*Goal*: Exactly reproduce the lines that follow.

*Data extracted from a collection*:
# # # # # # #

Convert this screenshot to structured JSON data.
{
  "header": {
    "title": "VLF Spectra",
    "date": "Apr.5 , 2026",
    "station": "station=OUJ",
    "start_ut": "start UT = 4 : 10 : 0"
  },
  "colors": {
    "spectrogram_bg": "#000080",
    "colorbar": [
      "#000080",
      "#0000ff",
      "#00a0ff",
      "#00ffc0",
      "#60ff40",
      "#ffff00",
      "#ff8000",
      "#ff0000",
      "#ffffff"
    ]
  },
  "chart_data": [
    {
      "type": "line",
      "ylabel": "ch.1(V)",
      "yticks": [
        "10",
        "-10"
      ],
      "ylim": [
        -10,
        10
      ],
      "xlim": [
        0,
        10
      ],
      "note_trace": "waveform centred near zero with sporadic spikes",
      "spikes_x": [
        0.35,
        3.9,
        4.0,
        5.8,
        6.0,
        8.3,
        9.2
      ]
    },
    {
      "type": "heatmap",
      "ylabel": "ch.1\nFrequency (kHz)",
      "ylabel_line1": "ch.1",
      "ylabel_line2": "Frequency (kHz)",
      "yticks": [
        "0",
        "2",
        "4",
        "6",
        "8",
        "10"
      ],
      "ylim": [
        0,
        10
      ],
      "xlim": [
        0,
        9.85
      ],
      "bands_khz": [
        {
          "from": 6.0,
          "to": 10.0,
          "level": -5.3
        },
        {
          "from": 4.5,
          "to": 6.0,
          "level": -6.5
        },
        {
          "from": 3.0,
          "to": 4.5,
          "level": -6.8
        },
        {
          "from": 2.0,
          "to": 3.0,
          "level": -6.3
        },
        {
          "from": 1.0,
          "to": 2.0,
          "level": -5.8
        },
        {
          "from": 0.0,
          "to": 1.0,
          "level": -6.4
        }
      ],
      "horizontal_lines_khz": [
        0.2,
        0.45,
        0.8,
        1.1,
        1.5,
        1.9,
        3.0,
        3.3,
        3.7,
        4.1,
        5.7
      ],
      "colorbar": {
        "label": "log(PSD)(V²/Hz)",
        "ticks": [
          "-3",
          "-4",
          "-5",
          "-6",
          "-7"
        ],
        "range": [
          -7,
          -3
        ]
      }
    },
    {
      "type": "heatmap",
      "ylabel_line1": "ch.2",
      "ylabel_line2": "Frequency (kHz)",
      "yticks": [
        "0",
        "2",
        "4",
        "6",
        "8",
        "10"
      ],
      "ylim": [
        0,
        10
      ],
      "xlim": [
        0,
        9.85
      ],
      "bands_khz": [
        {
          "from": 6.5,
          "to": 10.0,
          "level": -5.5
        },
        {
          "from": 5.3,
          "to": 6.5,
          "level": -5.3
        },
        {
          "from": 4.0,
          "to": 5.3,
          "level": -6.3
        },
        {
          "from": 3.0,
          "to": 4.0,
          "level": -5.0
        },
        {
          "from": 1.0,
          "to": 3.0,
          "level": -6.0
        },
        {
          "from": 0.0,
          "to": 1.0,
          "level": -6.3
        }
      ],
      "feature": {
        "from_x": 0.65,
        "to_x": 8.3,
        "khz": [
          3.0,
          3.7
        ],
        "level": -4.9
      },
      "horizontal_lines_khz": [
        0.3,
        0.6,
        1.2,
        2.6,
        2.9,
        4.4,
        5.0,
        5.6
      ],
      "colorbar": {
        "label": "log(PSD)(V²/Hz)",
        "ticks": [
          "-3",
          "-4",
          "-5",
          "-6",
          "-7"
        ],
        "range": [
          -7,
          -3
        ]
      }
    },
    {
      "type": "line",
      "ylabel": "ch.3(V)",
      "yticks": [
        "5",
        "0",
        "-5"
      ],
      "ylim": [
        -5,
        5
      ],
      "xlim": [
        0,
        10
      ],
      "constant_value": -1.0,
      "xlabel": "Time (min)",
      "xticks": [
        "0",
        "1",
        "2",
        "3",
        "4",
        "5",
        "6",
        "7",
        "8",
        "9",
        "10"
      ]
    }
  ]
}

# # # # # # #

*Problem solution*:
Convert this screenshot to structured JSON data.
{
  "header": {
    "title": "VLF Spectra",
    "date": "Apr.5 , 2026",
    "station": "station=OUJ",
    "start_ut": "start UT = 4 : 10 : 0"
  },
  "colors": {
    "spectrogram_bg": "#000080",
    "colorbar": [
      "#000080",
      "#0000ff",
      "#00a0ff",
      "#00ffc0",
      "#60ff40",
      "#ffff00",
      "#ff8000",
      "#ff0000",
      "#ffffff"
    ]
  },
  "chart_data": [
    {
      "type": "line",
      "ylabel": "ch.1(V)",
      "yticks": [
        "10",
        "-10"
      ],
      "ylim": [
        -10,
        10
      ],
      "xlim": [
        0,
        10
      ],
      "note_trace": "waveform centred near zero with sporadic spikes",
      "spikes_x": [
        0.35,
        3.9,
        4.0,
        5.8,
        6.0,
        8.3,
        9.2
      ]
    },
    {
      "type": "heatmap",
      "ylabel": "ch.1\nFrequency (kHz)",
      "ylabel_line1": "ch.1",
      "ylabel_line2": "Frequency (kHz)",
      "yticks": [
        "0",
        "2",
        "4",
        "6",
        "8",
        "10"
      ],
      "ylim": [
        0,
        10
      ],
      "xlim": [
        0,
        9.85
      ],
      "bands_khz": [
        {
          "from": 6.0,
          "to": 10.0,
          "level": -5.3
        },
        {
          "from": 4.5,
          "to": 6.0,
          "level": -6.5
        },
        {
          "from": 3.0,
          "to": 4.5,
          "level": -6.8
        },
        {
          "from": 2.0,
          "to": 3.0,
          "level": -6.3
        },
        {
          "from": 1.0,
          "to": 2.0,
          "level": -5.8
        },
        {
          "from": 0.0,
          "to": 1.0,
          "level": -6.4
        }
      ],
      "horizontal_lines_khz": [
        0.2,
        0.45,
        0.8,
        1.1,
        1.5,
        1.9,
        3.0,
        3.3,
        3.7,
        4.1,
        5.7
      ],
      "colorbar": {
        "label": "log(PSD)(V²/Hz)",
        "ticks": [
          "-3",
          "-4",
          "-5",
          "-6",
          "-7"
        ],
        "range": [
          -7,
          -3
        ]
      }
    },
    {
      "type": "heatmap",
      "ylabel_line1": "ch.2",
      "ylabel_line2": "Frequency (kHz)",
      "yticks": [
        "0",
        "2",
        "4",
        "6",
        "8",
        "10"
      ],
      "ylim": [
        0,
        10
      ],
      "xlim": [
        0,
        9.85
      ],
      "bands_khz": [
        {
          "from": 6.5,
          "to": 10.0,
          "level": -5.5
        },
        {
          "from": 5.3,
          "to": 6.5,
          "level": -5.3
        },
        {
          "from": 4.0,
          "to": 5.3,
          "level": -6.3
        },
        {
          "from": 3.0,
          "to": 4.0,
          "level": -5.0
        },
        {
          "from": 1.0,
          "to": 3.0,
          "level": -6.0
        },
        {
          "from": 0.0,
          "to": 1.0,
          "level": -6.3
        }
      ],
      "feature": {
        "from_x": 0.65,
        "to_x": 8.3,
        "khz": [
          3.0,
          3.7
        ],
        "level": -4.9
      },
      "horizontal_lines_khz": [
        0.3,
        0.6,
        1.2,
        2.6,
        2.9,
        4.4,
        5.0,
        5.6
      ],
      "colorbar": {
        "label": "log(PSD)(V²/Hz)",
        "ticks": [
          "-3",
          "-4",
          "-5",
          "-6",
          "-7"
        ],
        "range": [
          -7,
          -3
        ]
      }
    },
    {
      "type": "line",
      "ylabel": "ch.3(V)",
      "yticks": [
        "5",
        "0",
        "-5"
      ],
      "ylim": [
        -5,
        5
      ],
      "xlim": [
        0,
        10
      ],
      "constant_value": -1.0,
      "xlabel": "Time (min)",
      "xticks": [
        "0",
        "1",
        "2",
        "3",
        "4",
        "5",
        "6",
        "7",
        "8",
        "9",
        "10"
      ]
    }
  ]
}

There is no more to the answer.